Aim =
Search the data for the word "bowl". Reproduce every line where it is found.

Record set =

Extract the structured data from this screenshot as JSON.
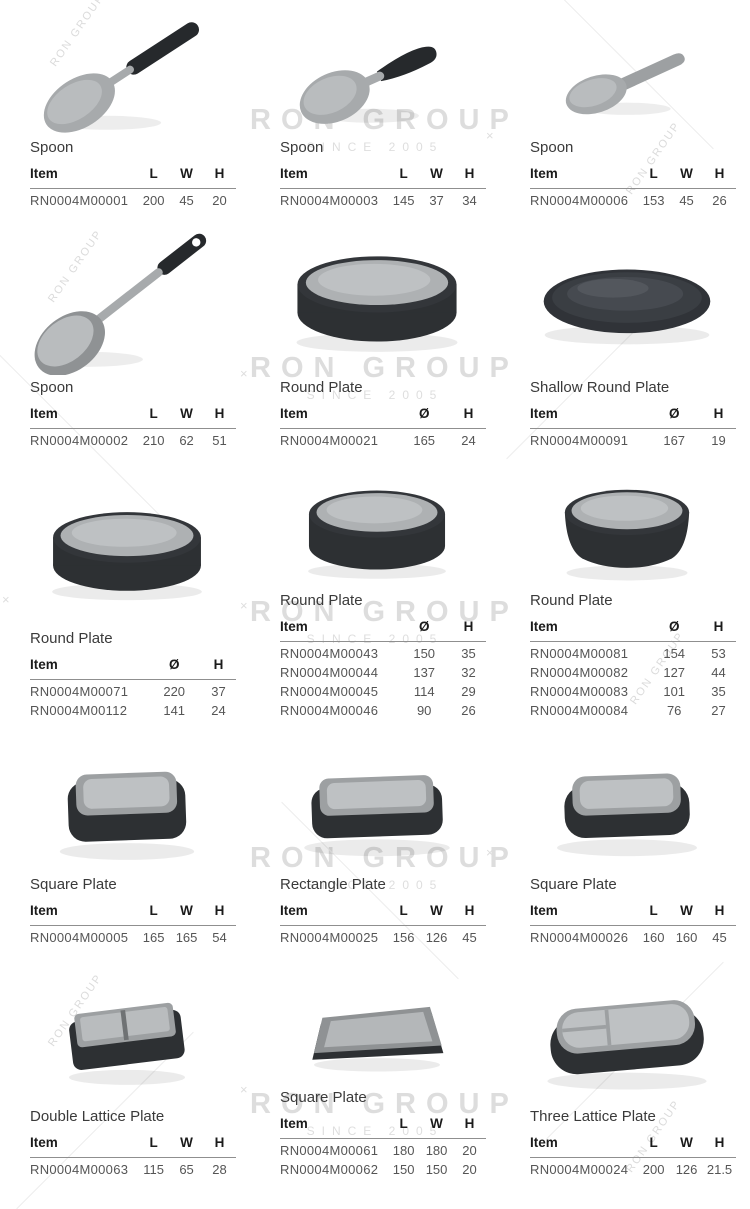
{
  "watermark": {
    "brand": "RON GROUP",
    "since": "SINCE 2005",
    "mark": "×"
  },
  "products": [
    {
      "name": "Spoon",
      "photo": "spoon-long",
      "columns": [
        "Item",
        "L",
        "W",
        "H"
      ],
      "rows": [
        [
          "RN0004M00001",
          "200",
          "45",
          "20"
        ]
      ]
    },
    {
      "name": "Spoon",
      "photo": "spoon-soup",
      "columns": [
        "Item",
        "L",
        "W",
        "H"
      ],
      "rows": [
        [
          "RN0004M00003",
          "145",
          "37",
          "34"
        ]
      ]
    },
    {
      "name": "Spoon",
      "photo": "spoon-flat",
      "columns": [
        "Item",
        "L",
        "W",
        "H"
      ],
      "rows": [
        [
          "RN0004M00006",
          "153",
          "45",
          "26"
        ]
      ]
    },
    {
      "name": "Spoon",
      "photo": "ladle",
      "columns": [
        "Item",
        "L",
        "W",
        "H"
      ],
      "rows": [
        [
          "RN0004M00002",
          "210",
          "62",
          "51"
        ]
      ]
    },
    {
      "name": "Round Plate",
      "photo": "plate-round",
      "columns": [
        "Item",
        "Ø",
        "H"
      ],
      "rows": [
        [
          "RN0004M00021",
          "165",
          "24"
        ]
      ]
    },
    {
      "name": "Shallow Round Plate",
      "photo": "plate-round-dark",
      "columns": [
        "Item",
        "Ø",
        "H"
      ],
      "rows": [
        [
          "RN0004M00091",
          "167",
          "19"
        ]
      ]
    },
    {
      "name": "Round Plate",
      "photo": "bowl-low",
      "columns": [
        "Item",
        "Ø",
        "H"
      ],
      "rows": [
        [
          "RN0004M00071",
          "220",
          "37"
        ],
        [
          "RN0004M00112",
          "141",
          "24"
        ]
      ]
    },
    {
      "name": "Round Plate",
      "photo": "bowl-mid",
      "columns": [
        "Item",
        "Ø",
        "H"
      ],
      "rows": [
        [
          "RN0004M00043",
          "150",
          "35"
        ],
        [
          "RN0004M00044",
          "137",
          "32"
        ],
        [
          "RN0004M00045",
          "114",
          "29"
        ],
        [
          "RN0004M00046",
          "90",
          "26"
        ]
      ]
    },
    {
      "name": "Round Plate",
      "photo": "bowl-deep",
      "columns": [
        "Item",
        "Ø",
        "H"
      ],
      "rows": [
        [
          "RN0004M00081",
          "154",
          "53"
        ],
        [
          "RN0004M00082",
          "127",
          "44"
        ],
        [
          "RN0004M00083",
          "101",
          "35"
        ],
        [
          "RN0004M00084",
          "76",
          "27"
        ]
      ]
    },
    {
      "name": "Square Plate",
      "photo": "square-deep",
      "columns": [
        "Item",
        "L",
        "W",
        "H"
      ],
      "rows": [
        [
          "RN0004M00005",
          "165",
          "165",
          "54"
        ]
      ]
    },
    {
      "name": "Rectangle Plate",
      "photo": "rect-mid",
      "columns": [
        "Item",
        "L",
        "W",
        "H"
      ],
      "rows": [
        [
          "RN0004M00025",
          "156",
          "126",
          "45"
        ]
      ]
    },
    {
      "name": "Square Plate",
      "photo": "square-mid",
      "columns": [
        "Item",
        "L",
        "W",
        "H"
      ],
      "rows": [
        [
          "RN0004M00026",
          "160",
          "160",
          "45"
        ]
      ]
    },
    {
      "name": "Double Lattice Plate",
      "photo": "double-lattice",
      "columns": [
        "Item",
        "L",
        "W",
        "H"
      ],
      "rows": [
        [
          "RN0004M00063",
          "115",
          "65",
          "28"
        ]
      ]
    },
    {
      "name": "Square Plate",
      "photo": "square-flat",
      "columns": [
        "Item",
        "L",
        "W",
        "H"
      ],
      "rows": [
        [
          "RN0004M00061",
          "180",
          "180",
          "20"
        ],
        [
          "RN0004M00062",
          "150",
          "150",
          "20"
        ]
      ]
    },
    {
      "name": "Three Lattice Plate",
      "photo": "three-lattice",
      "columns": [
        "Item",
        "L",
        "W",
        "H"
      ],
      "rows": [
        [
          "RN0004M00024",
          "200",
          "126",
          "21.5"
        ]
      ]
    }
  ]
}
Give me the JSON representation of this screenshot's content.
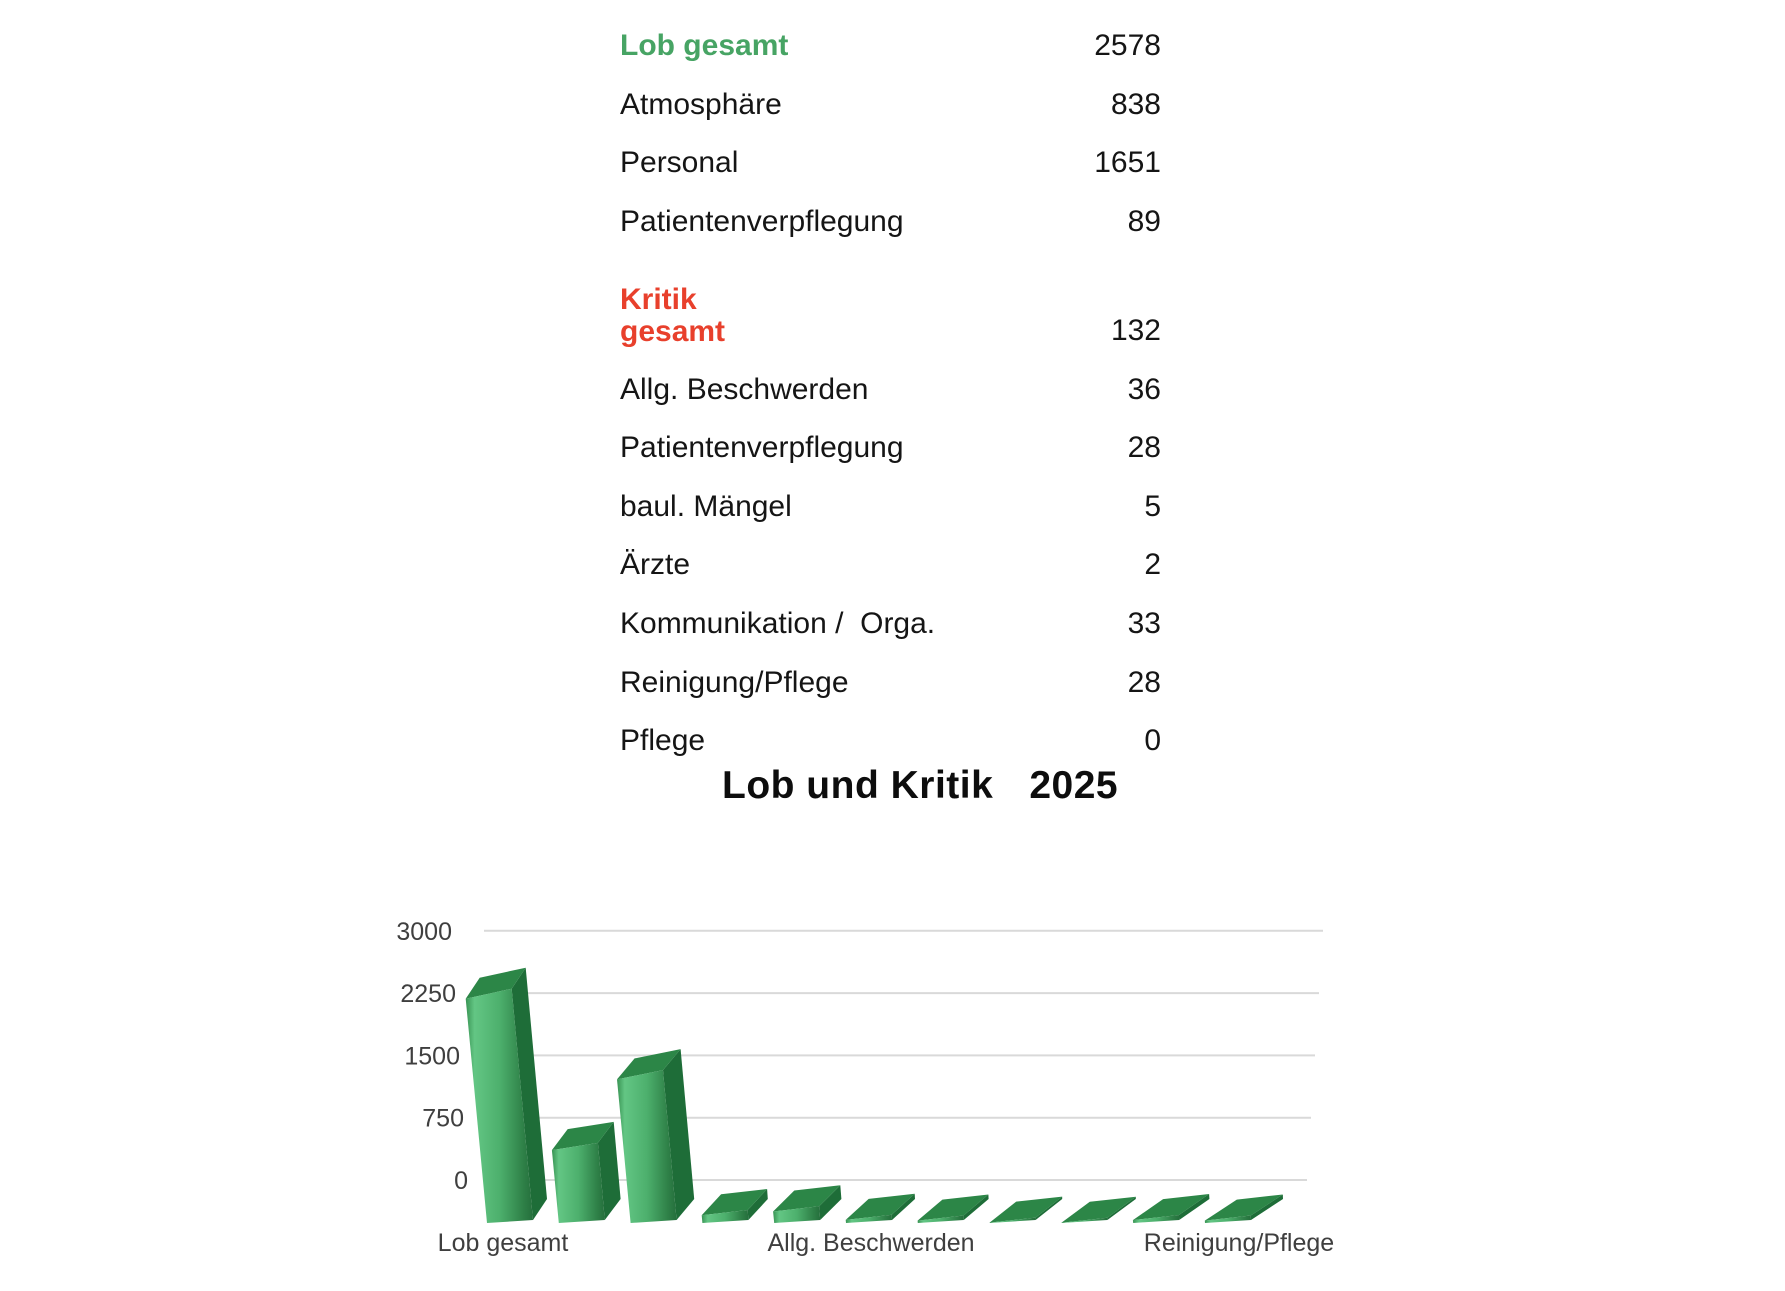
{
  "table": {
    "rows": [
      {
        "label": "Lob gesamt",
        "value": "2578",
        "style": "green"
      },
      {
        "label": "Atmosphäre",
        "value": "838",
        "style": "normal"
      },
      {
        "label": "Personal",
        "value": "1651",
        "style": "normal"
      },
      {
        "label": "Patientenverpflegung",
        "value": "89",
        "style": "normal"
      },
      {
        "label": "Kritik\ngesamt",
        "value": "132",
        "style": "red"
      },
      {
        "label": "Allg. Beschwerden",
        "value": "36",
        "style": "normal"
      },
      {
        "label": "Patientenverpflegung",
        "value": "28",
        "style": "normal"
      },
      {
        "label": "baul. Mängel",
        "value": "5",
        "style": "normal"
      },
      {
        "label": "Ärzte",
        "value": "2",
        "style": "normal"
      },
      {
        "label": "Kommunikation /  Orga.",
        "value": "33",
        "style": "normal"
      },
      {
        "label": "Reinigung/Pflege",
        "value": "28",
        "style": "normal"
      },
      {
        "label": "Pflege",
        "value": "0",
        "style": "normal"
      }
    ]
  },
  "chart_title": {
    "text": "Lob und Kritik",
    "year": "2025"
  },
  "chart_data": {
    "type": "bar",
    "style": "3d-column",
    "title": "Lob und Kritik 2025",
    "categories": [
      "Lob gesamt",
      "Atmosphäre",
      "Personal",
      "Patientenverpflegung",
      "Kritik gesamt",
      "Allg. Beschwerden",
      "Patientenverpflegung",
      "baul. Mängel",
      "Ärzte",
      "Kommunikation / Orga.",
      "Reinigung/Pflege",
      "Pflege"
    ],
    "values": [
      2578,
      838,
      1651,
      89,
      132,
      36,
      28,
      5,
      2,
      33,
      28,
      0
    ],
    "ylim": [
      0,
      3000
    ],
    "yticks": [
      0,
      750,
      1500,
      2250,
      3000
    ],
    "visible_x_labels": [
      "Lob gesamt",
      "Allg. Beschwerden",
      "Reinigung/Pflege"
    ],
    "x_label_indices": [
      0,
      5,
      10
    ],
    "grid": true,
    "legend": "none",
    "gridline_color": "#d9d9d9",
    "axis_text_color": "#3f3f3f",
    "bar_front_light": "#63c684",
    "bar_front_mid": "#4db06d",
    "bar_front_dark": "#256f3c",
    "bar_side": "#1e6d38",
    "bar_top": "#2c8647"
  },
  "colors": {
    "green_label": "#47a464",
    "red_label": "#e8402c",
    "text": "#151515"
  }
}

Solution =
      "photo": "bowl-low",
      "photo": "bowl-mid",
      "photo": "bowl-deep",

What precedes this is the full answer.